## WHAT YOU ARE ASKED TO DO
Gather up the lines with the word "legumes" in them.

***** RECORDED DATA *****

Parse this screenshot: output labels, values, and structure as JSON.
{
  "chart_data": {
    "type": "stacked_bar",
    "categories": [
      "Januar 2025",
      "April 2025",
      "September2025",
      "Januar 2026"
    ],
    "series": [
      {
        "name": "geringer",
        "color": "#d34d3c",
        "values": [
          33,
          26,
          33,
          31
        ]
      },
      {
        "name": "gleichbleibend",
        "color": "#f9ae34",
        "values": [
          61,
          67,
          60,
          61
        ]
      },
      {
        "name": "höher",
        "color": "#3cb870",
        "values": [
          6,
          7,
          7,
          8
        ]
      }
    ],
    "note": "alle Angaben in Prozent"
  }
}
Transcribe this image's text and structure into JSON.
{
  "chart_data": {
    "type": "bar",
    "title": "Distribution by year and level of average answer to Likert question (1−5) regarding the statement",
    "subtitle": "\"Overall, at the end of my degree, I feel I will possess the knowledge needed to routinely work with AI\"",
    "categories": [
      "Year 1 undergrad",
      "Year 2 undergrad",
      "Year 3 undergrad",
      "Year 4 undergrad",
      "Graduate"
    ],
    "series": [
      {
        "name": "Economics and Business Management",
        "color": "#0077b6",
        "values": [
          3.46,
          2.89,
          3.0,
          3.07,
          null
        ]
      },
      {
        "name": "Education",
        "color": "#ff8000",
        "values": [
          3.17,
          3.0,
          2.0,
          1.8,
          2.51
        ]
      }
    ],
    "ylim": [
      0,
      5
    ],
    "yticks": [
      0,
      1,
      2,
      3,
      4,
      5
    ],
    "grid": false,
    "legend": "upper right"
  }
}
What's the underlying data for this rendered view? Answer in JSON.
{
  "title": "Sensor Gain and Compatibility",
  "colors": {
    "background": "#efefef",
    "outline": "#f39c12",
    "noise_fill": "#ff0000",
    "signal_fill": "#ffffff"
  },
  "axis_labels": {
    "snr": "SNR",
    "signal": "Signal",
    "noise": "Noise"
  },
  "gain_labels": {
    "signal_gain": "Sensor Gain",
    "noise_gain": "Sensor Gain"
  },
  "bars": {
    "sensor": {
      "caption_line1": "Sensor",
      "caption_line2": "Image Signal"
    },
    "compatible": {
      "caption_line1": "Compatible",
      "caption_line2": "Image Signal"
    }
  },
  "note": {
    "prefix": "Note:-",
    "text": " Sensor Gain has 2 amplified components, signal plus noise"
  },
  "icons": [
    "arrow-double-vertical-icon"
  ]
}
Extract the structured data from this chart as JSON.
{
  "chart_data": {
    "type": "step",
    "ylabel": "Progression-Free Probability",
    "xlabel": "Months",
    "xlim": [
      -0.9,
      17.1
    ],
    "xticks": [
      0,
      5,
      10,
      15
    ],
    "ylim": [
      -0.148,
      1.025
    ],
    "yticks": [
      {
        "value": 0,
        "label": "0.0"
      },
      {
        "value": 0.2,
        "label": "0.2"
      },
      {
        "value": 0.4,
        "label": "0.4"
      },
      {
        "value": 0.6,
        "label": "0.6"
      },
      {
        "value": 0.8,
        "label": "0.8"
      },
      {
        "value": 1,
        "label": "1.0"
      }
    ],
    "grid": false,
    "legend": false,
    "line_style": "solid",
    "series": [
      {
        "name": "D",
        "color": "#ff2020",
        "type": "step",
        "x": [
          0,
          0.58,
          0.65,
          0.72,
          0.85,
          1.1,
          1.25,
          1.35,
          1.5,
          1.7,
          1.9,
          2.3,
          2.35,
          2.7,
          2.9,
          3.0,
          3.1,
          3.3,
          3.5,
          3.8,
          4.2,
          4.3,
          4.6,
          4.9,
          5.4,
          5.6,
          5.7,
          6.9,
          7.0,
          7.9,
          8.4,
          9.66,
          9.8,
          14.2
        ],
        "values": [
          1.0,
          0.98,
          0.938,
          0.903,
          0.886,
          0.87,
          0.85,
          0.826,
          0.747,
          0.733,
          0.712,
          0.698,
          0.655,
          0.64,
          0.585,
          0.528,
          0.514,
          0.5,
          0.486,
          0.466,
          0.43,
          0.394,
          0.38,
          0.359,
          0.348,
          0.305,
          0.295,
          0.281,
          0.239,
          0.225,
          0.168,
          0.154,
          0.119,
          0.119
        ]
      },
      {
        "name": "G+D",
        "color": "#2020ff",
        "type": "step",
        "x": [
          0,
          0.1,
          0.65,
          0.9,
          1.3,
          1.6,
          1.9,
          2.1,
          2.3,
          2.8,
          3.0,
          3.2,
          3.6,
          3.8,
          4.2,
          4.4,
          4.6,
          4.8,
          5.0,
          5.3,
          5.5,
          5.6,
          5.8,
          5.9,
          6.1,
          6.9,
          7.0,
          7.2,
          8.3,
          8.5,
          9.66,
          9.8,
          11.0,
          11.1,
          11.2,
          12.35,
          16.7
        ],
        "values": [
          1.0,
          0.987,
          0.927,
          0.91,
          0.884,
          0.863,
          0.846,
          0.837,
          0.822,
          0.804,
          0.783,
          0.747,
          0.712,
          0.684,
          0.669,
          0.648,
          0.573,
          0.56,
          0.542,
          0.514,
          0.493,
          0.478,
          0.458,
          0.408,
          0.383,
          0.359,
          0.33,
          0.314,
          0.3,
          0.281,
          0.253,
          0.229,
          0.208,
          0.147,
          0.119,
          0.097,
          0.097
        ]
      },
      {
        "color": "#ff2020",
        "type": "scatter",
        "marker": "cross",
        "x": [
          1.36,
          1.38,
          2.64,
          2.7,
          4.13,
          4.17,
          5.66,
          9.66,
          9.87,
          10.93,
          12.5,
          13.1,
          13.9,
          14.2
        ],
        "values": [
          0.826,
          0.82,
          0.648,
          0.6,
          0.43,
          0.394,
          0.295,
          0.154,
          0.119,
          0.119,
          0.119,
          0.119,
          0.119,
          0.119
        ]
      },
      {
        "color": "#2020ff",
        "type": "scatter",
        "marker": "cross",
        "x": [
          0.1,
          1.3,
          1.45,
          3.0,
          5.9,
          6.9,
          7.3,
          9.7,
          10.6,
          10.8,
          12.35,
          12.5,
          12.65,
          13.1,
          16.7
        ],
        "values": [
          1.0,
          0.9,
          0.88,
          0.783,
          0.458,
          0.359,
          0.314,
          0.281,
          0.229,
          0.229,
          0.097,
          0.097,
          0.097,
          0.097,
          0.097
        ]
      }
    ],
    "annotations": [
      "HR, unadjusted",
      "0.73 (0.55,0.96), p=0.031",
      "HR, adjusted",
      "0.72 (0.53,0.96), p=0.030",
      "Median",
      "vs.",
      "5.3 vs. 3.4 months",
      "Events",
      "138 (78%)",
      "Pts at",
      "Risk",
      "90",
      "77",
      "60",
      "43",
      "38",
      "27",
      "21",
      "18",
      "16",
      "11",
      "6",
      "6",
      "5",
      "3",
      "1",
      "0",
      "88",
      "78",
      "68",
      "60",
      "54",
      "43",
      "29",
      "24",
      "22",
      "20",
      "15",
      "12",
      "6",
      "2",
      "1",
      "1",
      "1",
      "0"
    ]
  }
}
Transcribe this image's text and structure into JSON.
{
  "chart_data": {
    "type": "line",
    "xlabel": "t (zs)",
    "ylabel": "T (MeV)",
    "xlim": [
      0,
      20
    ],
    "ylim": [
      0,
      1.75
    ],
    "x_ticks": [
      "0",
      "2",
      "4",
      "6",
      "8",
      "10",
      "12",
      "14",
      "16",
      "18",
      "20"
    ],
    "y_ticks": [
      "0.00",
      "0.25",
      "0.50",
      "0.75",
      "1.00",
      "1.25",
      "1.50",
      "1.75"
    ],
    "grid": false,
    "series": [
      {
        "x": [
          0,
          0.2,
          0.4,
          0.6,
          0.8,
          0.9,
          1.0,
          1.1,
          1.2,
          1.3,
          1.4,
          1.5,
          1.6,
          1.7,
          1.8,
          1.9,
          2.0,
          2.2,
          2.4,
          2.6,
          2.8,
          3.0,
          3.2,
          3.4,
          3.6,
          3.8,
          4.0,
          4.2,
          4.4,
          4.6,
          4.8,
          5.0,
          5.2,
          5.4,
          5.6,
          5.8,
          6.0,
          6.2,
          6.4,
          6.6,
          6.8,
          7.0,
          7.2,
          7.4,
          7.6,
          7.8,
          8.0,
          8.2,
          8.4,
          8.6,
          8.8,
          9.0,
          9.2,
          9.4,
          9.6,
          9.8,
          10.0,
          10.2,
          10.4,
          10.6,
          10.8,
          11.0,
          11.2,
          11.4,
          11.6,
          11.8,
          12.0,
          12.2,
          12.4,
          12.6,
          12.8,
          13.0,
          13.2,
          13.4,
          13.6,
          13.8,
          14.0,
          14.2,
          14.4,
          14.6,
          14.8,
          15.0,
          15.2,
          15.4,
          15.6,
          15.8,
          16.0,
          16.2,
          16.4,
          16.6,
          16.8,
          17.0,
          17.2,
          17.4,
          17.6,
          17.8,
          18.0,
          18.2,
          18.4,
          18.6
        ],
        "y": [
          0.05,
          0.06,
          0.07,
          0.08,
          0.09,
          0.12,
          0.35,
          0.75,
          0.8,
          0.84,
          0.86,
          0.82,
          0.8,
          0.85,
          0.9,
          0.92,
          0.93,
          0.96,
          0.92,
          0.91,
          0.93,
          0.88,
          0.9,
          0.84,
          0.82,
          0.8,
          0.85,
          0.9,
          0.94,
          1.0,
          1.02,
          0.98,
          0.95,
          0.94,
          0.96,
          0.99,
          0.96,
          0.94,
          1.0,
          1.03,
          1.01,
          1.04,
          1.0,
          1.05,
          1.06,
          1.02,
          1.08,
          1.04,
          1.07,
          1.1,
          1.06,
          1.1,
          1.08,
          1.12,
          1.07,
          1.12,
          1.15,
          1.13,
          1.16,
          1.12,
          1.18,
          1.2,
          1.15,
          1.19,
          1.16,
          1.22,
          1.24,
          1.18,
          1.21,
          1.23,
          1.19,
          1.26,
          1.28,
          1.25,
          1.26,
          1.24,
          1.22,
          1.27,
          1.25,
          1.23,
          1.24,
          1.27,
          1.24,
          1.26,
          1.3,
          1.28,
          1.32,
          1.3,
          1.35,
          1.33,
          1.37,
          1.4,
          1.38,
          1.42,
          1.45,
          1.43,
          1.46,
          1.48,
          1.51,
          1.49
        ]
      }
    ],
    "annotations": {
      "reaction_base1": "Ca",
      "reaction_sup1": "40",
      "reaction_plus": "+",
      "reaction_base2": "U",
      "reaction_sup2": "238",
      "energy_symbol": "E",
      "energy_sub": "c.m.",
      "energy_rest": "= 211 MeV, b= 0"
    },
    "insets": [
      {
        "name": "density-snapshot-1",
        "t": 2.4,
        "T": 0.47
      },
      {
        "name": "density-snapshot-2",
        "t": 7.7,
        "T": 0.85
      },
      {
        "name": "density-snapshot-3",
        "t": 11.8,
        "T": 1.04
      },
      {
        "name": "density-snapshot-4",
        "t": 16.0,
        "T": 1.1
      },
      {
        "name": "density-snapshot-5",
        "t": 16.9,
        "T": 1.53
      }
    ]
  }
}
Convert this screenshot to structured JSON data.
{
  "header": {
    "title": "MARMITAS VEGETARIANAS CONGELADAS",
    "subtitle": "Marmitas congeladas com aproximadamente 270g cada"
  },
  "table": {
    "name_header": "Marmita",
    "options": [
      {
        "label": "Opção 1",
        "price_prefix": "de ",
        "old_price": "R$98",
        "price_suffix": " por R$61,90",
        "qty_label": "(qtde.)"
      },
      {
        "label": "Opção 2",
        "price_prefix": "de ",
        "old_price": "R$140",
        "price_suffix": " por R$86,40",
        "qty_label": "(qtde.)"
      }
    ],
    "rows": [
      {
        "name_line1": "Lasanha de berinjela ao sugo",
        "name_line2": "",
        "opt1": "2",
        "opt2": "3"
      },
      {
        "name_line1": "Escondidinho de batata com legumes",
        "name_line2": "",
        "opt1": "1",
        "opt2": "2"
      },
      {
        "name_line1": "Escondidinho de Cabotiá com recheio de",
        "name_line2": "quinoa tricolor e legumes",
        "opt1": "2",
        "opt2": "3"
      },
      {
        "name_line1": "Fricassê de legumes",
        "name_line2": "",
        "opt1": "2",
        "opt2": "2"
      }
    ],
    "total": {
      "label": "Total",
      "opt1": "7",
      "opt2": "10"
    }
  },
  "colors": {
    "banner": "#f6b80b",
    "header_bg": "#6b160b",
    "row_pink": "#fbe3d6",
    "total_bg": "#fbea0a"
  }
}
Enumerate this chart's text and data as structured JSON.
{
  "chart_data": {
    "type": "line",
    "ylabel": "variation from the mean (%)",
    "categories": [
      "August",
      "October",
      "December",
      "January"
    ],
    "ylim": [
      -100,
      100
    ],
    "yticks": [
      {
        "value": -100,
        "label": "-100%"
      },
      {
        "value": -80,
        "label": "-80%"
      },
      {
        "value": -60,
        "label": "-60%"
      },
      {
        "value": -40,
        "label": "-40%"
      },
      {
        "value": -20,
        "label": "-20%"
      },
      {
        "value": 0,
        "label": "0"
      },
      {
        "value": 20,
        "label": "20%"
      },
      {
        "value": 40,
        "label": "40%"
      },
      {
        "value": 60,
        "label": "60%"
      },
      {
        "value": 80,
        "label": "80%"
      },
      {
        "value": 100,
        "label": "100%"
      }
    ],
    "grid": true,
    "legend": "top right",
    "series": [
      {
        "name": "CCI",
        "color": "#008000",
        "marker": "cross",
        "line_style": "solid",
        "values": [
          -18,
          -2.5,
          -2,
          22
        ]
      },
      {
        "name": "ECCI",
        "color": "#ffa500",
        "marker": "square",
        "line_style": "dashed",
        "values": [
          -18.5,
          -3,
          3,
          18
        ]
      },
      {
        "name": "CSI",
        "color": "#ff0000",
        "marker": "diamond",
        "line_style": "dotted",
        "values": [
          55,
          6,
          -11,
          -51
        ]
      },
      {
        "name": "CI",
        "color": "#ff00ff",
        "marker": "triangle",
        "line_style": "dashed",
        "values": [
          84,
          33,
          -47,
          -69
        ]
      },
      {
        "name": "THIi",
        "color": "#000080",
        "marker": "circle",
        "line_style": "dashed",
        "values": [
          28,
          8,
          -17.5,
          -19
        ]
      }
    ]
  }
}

*****

## RESULT OF THE EXERCISE
        "name_line1": "Escondidinho de batata com legumes",
        "name_line2": "quinoa tricolor e legumes",
        "name_line1": "Fricassê de legumes",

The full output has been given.